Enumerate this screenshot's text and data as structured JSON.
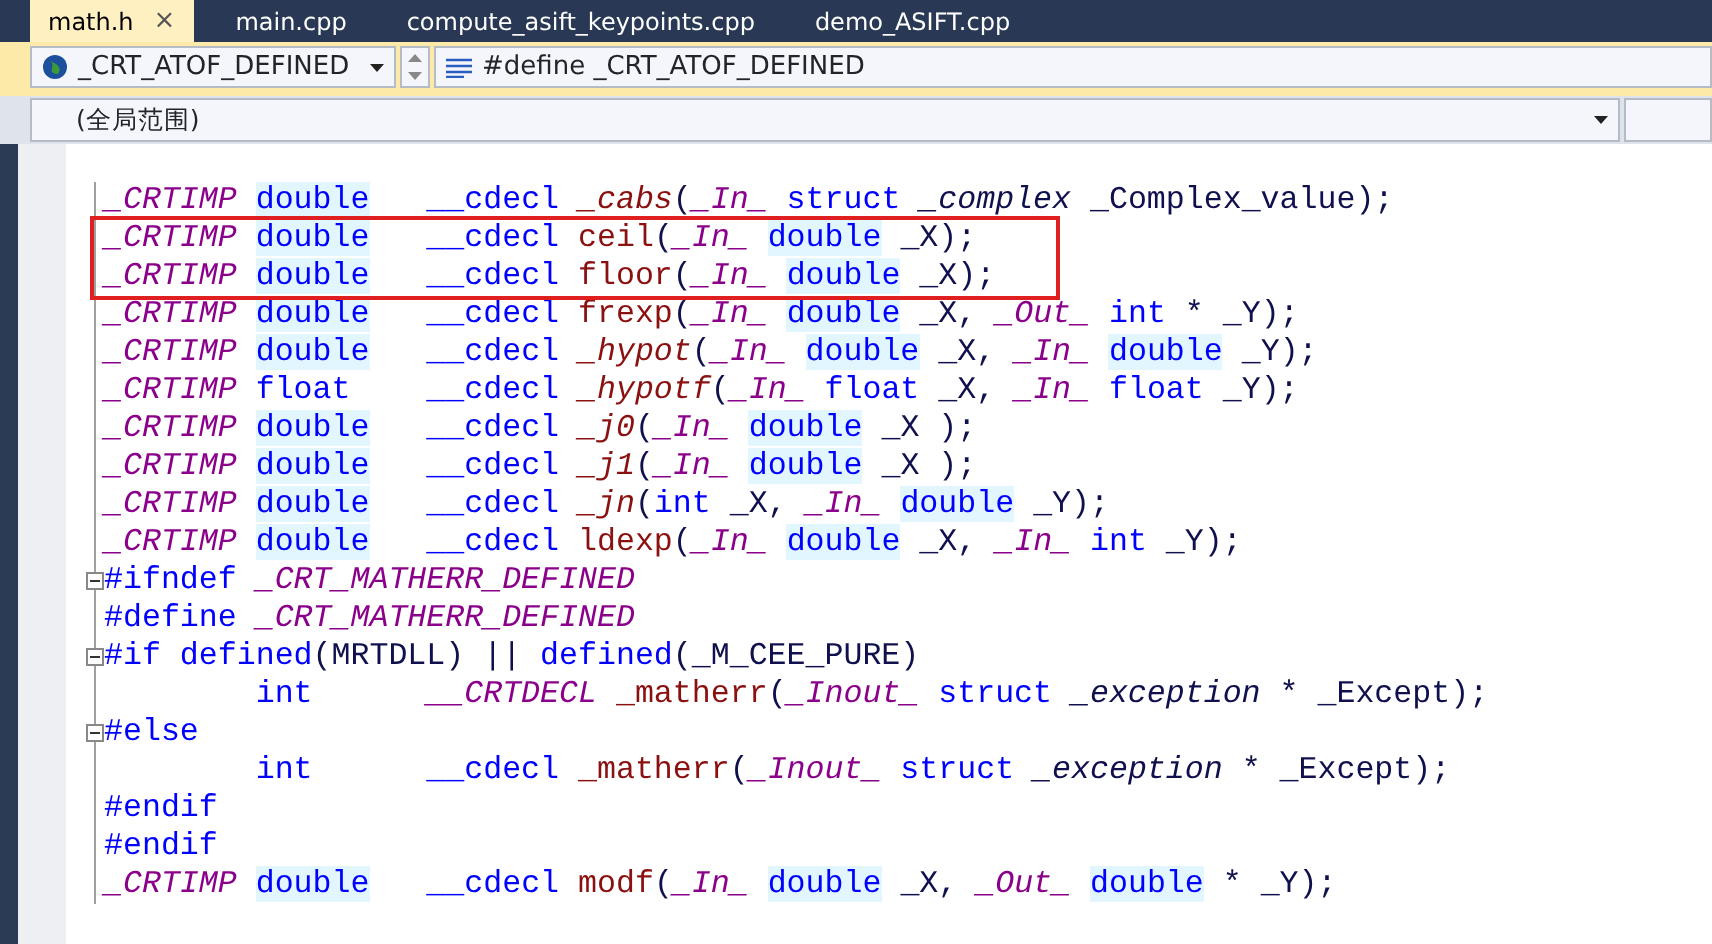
{
  "tabs": [
    {
      "label": "math.h",
      "selected": true,
      "close": "×"
    },
    {
      "label": "main.cpp",
      "selected": false
    },
    {
      "label": "compute_asift_keypoints.cpp",
      "selected": false
    },
    {
      "label": "demo_ASIFT.cpp",
      "selected": false
    }
  ],
  "navigation": {
    "type_combo": {
      "value": "_CRT_ATOF_DEFINED"
    },
    "member_combo": {
      "value": "#define _CRT_ATOF_DEFINED"
    },
    "scope_combo": {
      "value": "(全局范围)"
    }
  },
  "editor": {
    "lines": [
      {
        "tokens": [
          {
            "kind": "sal",
            "text": "_CRTIMP "
          },
          {
            "kind": "type",
            "text": "double"
          },
          {
            "kind": "kw",
            "text": "   __cdecl"
          },
          {
            "kind": "fnit",
            "text": " _cabs"
          },
          {
            "kind": "plain",
            "text": "("
          },
          {
            "kind": "sal",
            "text": "_In_"
          },
          {
            "kind": "kw",
            "text": " struct"
          },
          {
            "kind": "it",
            "text": " _complex"
          },
          {
            "kind": "plain",
            "text": " _Complex_value);"
          }
        ]
      },
      {
        "boxed": true,
        "tokens": [
          {
            "kind": "sal",
            "text": "_CRTIMP "
          },
          {
            "kind": "type",
            "text": "double"
          },
          {
            "kind": "kw",
            "text": "   __cdecl"
          },
          {
            "kind": "fn",
            "text": " ceil"
          },
          {
            "kind": "plain",
            "text": "("
          },
          {
            "kind": "sal",
            "text": "_In_ "
          },
          {
            "kind": "type",
            "text": "double"
          },
          {
            "kind": "plain",
            "text": " _X);"
          }
        ]
      },
      {
        "boxed": true,
        "tokens": [
          {
            "kind": "sal",
            "text": "_CRTIMP "
          },
          {
            "kind": "type",
            "text": "double"
          },
          {
            "kind": "kw",
            "text": "   __cdecl"
          },
          {
            "kind": "fn",
            "text": " floor"
          },
          {
            "kind": "plain",
            "text": "("
          },
          {
            "kind": "sal",
            "text": "_In_ "
          },
          {
            "kind": "type",
            "text": "double"
          },
          {
            "kind": "plain",
            "text": " _X);"
          }
        ]
      },
      {
        "tokens": [
          {
            "kind": "sal",
            "text": "_CRTIMP "
          },
          {
            "kind": "type",
            "text": "double"
          },
          {
            "kind": "kw",
            "text": "   __cdecl"
          },
          {
            "kind": "fn",
            "text": " frexp"
          },
          {
            "kind": "plain",
            "text": "("
          },
          {
            "kind": "sal",
            "text": "_In_ "
          },
          {
            "kind": "type",
            "text": "double"
          },
          {
            "kind": "plain",
            "text": " _X,"
          },
          {
            "kind": "sal",
            "text": " _Out_"
          },
          {
            "kind": "kw",
            "text": " int"
          },
          {
            "kind": "plain",
            "text": " * _Y);"
          }
        ]
      },
      {
        "tokens": [
          {
            "kind": "sal",
            "text": "_CRTIMP "
          },
          {
            "kind": "type",
            "text": "double"
          },
          {
            "kind": "kw",
            "text": "   __cdecl"
          },
          {
            "kind": "fnit",
            "text": " _hypot"
          },
          {
            "kind": "plain",
            "text": "("
          },
          {
            "kind": "sal",
            "text": "_In_ "
          },
          {
            "kind": "type",
            "text": "double"
          },
          {
            "kind": "plain",
            "text": " _X,"
          },
          {
            "kind": "sal",
            "text": " _In_ "
          },
          {
            "kind": "type",
            "text": "double"
          },
          {
            "kind": "plain",
            "text": " _Y);"
          }
        ]
      },
      {
        "tokens": [
          {
            "kind": "sal",
            "text": "_CRTIMP"
          },
          {
            "kind": "kw",
            "text": " float"
          },
          {
            "kind": "kw",
            "text": "    __cdecl"
          },
          {
            "kind": "fnit",
            "text": " _hypotf"
          },
          {
            "kind": "plain",
            "text": "("
          },
          {
            "kind": "sal",
            "text": "_In_"
          },
          {
            "kind": "kw",
            "text": " float"
          },
          {
            "kind": "plain",
            "text": " _X,"
          },
          {
            "kind": "sal",
            "text": " _In_"
          },
          {
            "kind": "kw",
            "text": " float"
          },
          {
            "kind": "plain",
            "text": " _Y);"
          }
        ]
      },
      {
        "tokens": [
          {
            "kind": "sal",
            "text": "_CRTIMP "
          },
          {
            "kind": "type",
            "text": "double"
          },
          {
            "kind": "kw",
            "text": "   __cdecl"
          },
          {
            "kind": "fnit",
            "text": " _j0"
          },
          {
            "kind": "plain",
            "text": "("
          },
          {
            "kind": "sal",
            "text": "_In_ "
          },
          {
            "kind": "type",
            "text": "double"
          },
          {
            "kind": "plain",
            "text": " _X );"
          }
        ]
      },
      {
        "tokens": [
          {
            "kind": "sal",
            "text": "_CRTIMP "
          },
          {
            "kind": "type",
            "text": "double"
          },
          {
            "kind": "kw",
            "text": "   __cdecl"
          },
          {
            "kind": "fnit",
            "text": " _j1"
          },
          {
            "kind": "plain",
            "text": "("
          },
          {
            "kind": "sal",
            "text": "_In_ "
          },
          {
            "kind": "type",
            "text": "double"
          },
          {
            "kind": "plain",
            "text": " _X );"
          }
        ]
      },
      {
        "tokens": [
          {
            "kind": "sal",
            "text": "_CRTIMP "
          },
          {
            "kind": "type",
            "text": "double"
          },
          {
            "kind": "kw",
            "text": "   __cdecl"
          },
          {
            "kind": "fnit",
            "text": " _jn"
          },
          {
            "kind": "plain",
            "text": "("
          },
          {
            "kind": "kw",
            "text": "int"
          },
          {
            "kind": "plain",
            "text": " _X,"
          },
          {
            "kind": "sal",
            "text": " _In_ "
          },
          {
            "kind": "type",
            "text": "double"
          },
          {
            "kind": "plain",
            "text": " _Y);"
          }
        ]
      },
      {
        "tokens": [
          {
            "kind": "sal",
            "text": "_CRTIMP "
          },
          {
            "kind": "type",
            "text": "double"
          },
          {
            "kind": "kw",
            "text": "   __cdecl"
          },
          {
            "kind": "fn",
            "text": " ldexp"
          },
          {
            "kind": "plain",
            "text": "("
          },
          {
            "kind": "sal",
            "text": "_In_ "
          },
          {
            "kind": "type",
            "text": "double"
          },
          {
            "kind": "plain",
            "text": " _X,"
          },
          {
            "kind": "sal",
            "text": " _In_"
          },
          {
            "kind": "kw",
            "text": " int"
          },
          {
            "kind": "plain",
            "text": " _Y);"
          }
        ]
      },
      {
        "fold_expanded": true,
        "tokens": [
          {
            "kind": "kw",
            "text": "#ifndef"
          },
          {
            "kind": "sal",
            "text": " _CRT_MATHERR_DEFINED"
          }
        ]
      },
      {
        "tokens": [
          {
            "kind": "kw",
            "text": "#define"
          },
          {
            "kind": "sal",
            "text": " _CRT_MATHERR_DEFINED"
          }
        ]
      },
      {
        "fold_expanded": true,
        "tokens": [
          {
            "kind": "kw",
            "text": "#if defined"
          },
          {
            "kind": "plain",
            "text": "(MRTDLL) ||"
          },
          {
            "kind": "kw",
            "text": " defined"
          },
          {
            "kind": "plain",
            "text": "(_M_CEE_PURE)"
          }
        ]
      },
      {
        "tokens": [
          {
            "kind": "kw",
            "text": "        int"
          },
          {
            "kind": "sal",
            "text": "      __CRTDECL"
          },
          {
            "kind": "fn",
            "text": " _matherr"
          },
          {
            "kind": "plain",
            "text": "("
          },
          {
            "kind": "sal",
            "text": "_Inout_"
          },
          {
            "kind": "kw",
            "text": " struct"
          },
          {
            "kind": "it",
            "text": " _exception"
          },
          {
            "kind": "plain",
            "text": " * _Except);"
          }
        ]
      },
      {
        "fold_expanded": true,
        "tokens": [
          {
            "kind": "kw",
            "text": "#else"
          }
        ]
      },
      {
        "tokens": [
          {
            "kind": "kw",
            "text": "        int"
          },
          {
            "kind": "kw",
            "text": "      __cdecl"
          },
          {
            "kind": "fn",
            "text": " _matherr"
          },
          {
            "kind": "plain",
            "text": "("
          },
          {
            "kind": "sal",
            "text": "_Inout_"
          },
          {
            "kind": "kw",
            "text": " struct"
          },
          {
            "kind": "it",
            "text": " _exception"
          },
          {
            "kind": "plain",
            "text": " * _Except);"
          }
        ]
      },
      {
        "tokens": [
          {
            "kind": "kw",
            "text": "#endif"
          }
        ]
      },
      {
        "tokens": [
          {
            "kind": "kw",
            "text": "#endif"
          }
        ]
      },
      {
        "tokens": [
          {
            "kind": "sal",
            "text": "_CRTIMP "
          },
          {
            "kind": "type",
            "text": "double"
          },
          {
            "kind": "kw",
            "text": "   __cdecl"
          },
          {
            "kind": "fn",
            "text": " modf"
          },
          {
            "kind": "plain",
            "text": "("
          },
          {
            "kind": "sal",
            "text": "_In_ "
          },
          {
            "kind": "type",
            "text": "double"
          },
          {
            "kind": "plain",
            "text": " _X,"
          },
          {
            "kind": "sal",
            "text": " _Out_ "
          },
          {
            "kind": "type",
            "text": "double"
          },
          {
            "kind": "plain",
            "text": " * _Y);"
          }
        ]
      }
    ]
  }
}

********************

Problem description: Your answer should be one number: the count of lines in the data above that include the word "label".

Answer for this exercise: 4